→ **Exercise prompt**
Locate the word "sphere" in the entries below, then gather every line that holds it.

→ **Provided records**
┌────────
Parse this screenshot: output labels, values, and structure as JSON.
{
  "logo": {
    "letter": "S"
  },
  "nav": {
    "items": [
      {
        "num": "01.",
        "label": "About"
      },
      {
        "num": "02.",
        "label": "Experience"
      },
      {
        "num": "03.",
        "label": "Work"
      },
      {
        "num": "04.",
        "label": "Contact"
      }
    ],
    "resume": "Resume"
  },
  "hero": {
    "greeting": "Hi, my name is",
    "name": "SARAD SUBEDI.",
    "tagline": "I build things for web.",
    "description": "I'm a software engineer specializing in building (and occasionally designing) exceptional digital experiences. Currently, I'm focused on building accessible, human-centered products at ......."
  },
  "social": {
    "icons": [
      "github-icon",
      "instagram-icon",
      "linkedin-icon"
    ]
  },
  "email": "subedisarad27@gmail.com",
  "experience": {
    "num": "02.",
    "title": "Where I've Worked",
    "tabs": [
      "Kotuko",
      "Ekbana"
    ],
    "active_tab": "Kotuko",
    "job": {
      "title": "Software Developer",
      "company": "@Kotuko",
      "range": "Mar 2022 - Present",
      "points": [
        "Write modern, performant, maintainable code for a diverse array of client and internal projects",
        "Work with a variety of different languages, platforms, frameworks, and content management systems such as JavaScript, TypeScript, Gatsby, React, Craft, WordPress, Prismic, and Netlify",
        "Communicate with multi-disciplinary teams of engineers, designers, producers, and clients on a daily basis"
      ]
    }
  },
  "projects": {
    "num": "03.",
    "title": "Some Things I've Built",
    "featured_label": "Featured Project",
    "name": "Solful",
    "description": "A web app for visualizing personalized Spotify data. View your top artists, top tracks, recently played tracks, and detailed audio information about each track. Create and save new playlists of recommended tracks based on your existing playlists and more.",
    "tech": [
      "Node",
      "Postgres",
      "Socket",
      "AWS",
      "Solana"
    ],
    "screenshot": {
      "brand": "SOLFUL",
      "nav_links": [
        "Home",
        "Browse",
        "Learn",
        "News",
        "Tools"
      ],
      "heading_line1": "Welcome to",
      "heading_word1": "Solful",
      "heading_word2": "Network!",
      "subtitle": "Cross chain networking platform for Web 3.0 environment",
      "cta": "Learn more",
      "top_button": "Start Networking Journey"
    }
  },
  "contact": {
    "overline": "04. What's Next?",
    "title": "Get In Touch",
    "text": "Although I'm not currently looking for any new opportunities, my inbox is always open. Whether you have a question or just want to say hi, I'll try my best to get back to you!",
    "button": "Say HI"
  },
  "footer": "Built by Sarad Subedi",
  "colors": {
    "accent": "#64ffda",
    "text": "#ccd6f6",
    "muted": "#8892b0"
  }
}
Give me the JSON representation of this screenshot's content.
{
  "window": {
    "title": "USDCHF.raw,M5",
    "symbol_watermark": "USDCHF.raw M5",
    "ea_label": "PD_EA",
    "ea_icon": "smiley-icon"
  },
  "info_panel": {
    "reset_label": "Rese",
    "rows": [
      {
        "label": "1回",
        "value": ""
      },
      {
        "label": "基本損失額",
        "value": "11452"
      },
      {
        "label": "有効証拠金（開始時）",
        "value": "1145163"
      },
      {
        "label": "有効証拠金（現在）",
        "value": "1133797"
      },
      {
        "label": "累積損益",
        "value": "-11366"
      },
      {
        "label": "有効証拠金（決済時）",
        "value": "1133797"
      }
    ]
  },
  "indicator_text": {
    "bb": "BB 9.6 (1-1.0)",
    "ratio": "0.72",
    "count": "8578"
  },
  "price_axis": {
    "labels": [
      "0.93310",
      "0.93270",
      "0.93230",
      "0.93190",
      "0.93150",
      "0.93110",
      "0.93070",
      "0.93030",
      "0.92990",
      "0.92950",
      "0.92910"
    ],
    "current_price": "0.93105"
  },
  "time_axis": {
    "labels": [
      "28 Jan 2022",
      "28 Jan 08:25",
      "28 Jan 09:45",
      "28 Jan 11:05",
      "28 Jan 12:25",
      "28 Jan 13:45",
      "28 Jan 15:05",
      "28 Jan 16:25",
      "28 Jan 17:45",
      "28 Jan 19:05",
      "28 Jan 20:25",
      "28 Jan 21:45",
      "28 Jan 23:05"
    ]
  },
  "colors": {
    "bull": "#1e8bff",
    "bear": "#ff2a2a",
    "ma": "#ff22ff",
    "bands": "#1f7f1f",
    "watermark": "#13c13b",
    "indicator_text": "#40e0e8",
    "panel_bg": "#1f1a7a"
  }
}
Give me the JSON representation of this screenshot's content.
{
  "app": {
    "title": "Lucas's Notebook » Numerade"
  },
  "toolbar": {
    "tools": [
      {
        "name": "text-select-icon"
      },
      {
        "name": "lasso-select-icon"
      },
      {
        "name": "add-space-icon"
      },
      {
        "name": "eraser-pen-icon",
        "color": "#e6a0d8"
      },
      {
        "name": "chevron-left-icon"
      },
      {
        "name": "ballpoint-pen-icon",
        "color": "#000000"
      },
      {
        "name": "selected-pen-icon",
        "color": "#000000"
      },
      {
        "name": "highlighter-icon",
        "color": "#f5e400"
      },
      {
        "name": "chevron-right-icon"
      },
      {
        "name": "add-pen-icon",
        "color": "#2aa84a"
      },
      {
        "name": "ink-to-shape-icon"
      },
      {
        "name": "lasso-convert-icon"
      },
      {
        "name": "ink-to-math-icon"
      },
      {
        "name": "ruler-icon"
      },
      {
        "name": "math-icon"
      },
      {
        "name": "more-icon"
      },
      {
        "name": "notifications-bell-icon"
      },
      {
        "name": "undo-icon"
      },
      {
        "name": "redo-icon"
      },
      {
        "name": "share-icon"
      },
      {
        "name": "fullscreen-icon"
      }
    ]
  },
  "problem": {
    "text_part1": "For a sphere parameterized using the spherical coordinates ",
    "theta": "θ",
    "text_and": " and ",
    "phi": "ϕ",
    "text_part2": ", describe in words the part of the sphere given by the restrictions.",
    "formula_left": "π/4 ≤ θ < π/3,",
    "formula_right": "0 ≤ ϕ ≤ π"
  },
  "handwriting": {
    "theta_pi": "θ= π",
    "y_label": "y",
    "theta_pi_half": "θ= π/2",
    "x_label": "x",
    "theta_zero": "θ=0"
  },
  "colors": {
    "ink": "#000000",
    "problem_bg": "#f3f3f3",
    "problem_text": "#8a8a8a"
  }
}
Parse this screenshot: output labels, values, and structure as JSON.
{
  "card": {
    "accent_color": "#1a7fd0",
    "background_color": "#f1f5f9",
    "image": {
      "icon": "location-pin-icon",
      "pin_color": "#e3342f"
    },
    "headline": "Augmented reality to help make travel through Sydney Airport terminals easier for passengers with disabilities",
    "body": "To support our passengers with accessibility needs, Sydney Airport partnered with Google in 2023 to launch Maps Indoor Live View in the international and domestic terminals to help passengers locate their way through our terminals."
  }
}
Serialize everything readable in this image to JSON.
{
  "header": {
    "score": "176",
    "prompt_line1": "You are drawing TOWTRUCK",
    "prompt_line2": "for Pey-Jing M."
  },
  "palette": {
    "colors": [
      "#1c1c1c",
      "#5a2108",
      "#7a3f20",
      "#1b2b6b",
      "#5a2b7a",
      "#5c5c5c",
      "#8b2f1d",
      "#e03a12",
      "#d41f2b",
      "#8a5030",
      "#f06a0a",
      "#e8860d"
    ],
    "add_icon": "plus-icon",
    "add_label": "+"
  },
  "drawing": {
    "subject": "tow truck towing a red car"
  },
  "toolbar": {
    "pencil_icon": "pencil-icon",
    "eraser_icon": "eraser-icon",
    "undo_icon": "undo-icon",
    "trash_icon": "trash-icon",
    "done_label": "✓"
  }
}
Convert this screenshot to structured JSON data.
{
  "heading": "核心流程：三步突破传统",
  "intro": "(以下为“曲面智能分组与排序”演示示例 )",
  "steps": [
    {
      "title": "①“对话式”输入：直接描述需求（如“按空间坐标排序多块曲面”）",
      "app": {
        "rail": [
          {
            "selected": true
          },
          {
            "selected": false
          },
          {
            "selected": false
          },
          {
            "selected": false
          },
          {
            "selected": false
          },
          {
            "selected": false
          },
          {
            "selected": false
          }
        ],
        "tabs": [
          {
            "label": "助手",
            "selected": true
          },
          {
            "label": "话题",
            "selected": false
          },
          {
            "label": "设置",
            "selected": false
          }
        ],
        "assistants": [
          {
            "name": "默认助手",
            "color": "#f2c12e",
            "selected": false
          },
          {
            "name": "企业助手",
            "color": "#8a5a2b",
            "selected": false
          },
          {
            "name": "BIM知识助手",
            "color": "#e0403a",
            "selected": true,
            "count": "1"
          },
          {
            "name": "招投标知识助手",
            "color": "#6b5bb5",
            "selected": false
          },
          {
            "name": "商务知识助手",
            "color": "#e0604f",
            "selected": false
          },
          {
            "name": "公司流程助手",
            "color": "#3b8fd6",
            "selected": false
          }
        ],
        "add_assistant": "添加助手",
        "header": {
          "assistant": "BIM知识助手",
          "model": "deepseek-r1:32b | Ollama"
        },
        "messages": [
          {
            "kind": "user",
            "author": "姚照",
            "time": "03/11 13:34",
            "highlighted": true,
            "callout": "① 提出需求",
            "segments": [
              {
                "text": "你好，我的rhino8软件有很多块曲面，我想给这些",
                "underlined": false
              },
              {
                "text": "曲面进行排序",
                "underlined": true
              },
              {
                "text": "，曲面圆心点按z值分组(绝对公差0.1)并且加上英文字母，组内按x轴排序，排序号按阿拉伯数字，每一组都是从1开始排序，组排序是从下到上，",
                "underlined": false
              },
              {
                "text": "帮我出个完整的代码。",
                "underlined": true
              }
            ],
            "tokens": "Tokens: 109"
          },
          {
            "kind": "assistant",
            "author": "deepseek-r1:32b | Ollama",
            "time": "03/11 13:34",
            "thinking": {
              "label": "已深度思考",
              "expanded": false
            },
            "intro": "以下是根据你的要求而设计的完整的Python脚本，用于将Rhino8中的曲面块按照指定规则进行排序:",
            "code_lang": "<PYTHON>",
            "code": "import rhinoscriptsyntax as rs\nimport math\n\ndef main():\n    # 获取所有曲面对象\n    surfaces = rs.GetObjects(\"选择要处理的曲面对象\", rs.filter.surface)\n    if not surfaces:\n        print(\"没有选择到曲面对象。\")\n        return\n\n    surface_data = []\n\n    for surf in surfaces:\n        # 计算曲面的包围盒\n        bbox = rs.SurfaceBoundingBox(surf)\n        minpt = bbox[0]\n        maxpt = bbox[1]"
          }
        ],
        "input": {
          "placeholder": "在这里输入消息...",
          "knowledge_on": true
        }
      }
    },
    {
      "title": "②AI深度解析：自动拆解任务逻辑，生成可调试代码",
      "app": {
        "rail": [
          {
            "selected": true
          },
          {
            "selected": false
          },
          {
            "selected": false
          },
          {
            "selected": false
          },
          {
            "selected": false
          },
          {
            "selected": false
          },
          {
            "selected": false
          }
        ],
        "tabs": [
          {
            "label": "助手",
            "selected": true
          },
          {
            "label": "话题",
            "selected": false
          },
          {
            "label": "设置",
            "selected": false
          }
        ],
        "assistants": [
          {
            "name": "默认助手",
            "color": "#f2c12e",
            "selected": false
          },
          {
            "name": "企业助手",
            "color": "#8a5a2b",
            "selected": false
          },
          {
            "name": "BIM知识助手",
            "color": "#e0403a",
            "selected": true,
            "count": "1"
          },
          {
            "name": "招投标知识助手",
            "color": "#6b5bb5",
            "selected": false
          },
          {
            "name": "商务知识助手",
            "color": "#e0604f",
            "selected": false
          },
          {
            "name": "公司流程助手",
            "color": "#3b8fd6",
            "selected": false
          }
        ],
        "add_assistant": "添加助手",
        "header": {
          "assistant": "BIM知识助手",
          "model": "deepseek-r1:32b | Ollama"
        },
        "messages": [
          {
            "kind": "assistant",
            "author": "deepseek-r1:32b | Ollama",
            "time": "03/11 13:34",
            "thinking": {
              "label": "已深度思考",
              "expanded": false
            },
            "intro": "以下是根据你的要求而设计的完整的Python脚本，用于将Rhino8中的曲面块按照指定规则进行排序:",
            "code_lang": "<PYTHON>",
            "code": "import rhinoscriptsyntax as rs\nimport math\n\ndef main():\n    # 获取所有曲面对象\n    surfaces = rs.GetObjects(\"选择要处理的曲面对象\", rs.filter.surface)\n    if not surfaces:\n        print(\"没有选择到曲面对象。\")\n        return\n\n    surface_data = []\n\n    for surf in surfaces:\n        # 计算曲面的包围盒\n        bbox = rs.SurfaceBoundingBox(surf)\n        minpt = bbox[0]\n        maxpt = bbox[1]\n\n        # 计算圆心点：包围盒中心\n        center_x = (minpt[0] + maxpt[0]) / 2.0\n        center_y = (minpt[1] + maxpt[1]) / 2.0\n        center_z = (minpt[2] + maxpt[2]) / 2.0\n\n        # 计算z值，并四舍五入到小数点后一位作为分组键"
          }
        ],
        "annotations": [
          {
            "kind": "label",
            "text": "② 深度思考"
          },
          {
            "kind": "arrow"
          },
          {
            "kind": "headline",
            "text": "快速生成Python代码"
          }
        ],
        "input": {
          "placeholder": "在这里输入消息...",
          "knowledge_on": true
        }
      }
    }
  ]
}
└────────
→ **Written answer**
    "text_part1": "For a sphere parameterized using the spherical coordinates ",
    "text_part2": ", describe in words the part of the sphere given by the restrictions.",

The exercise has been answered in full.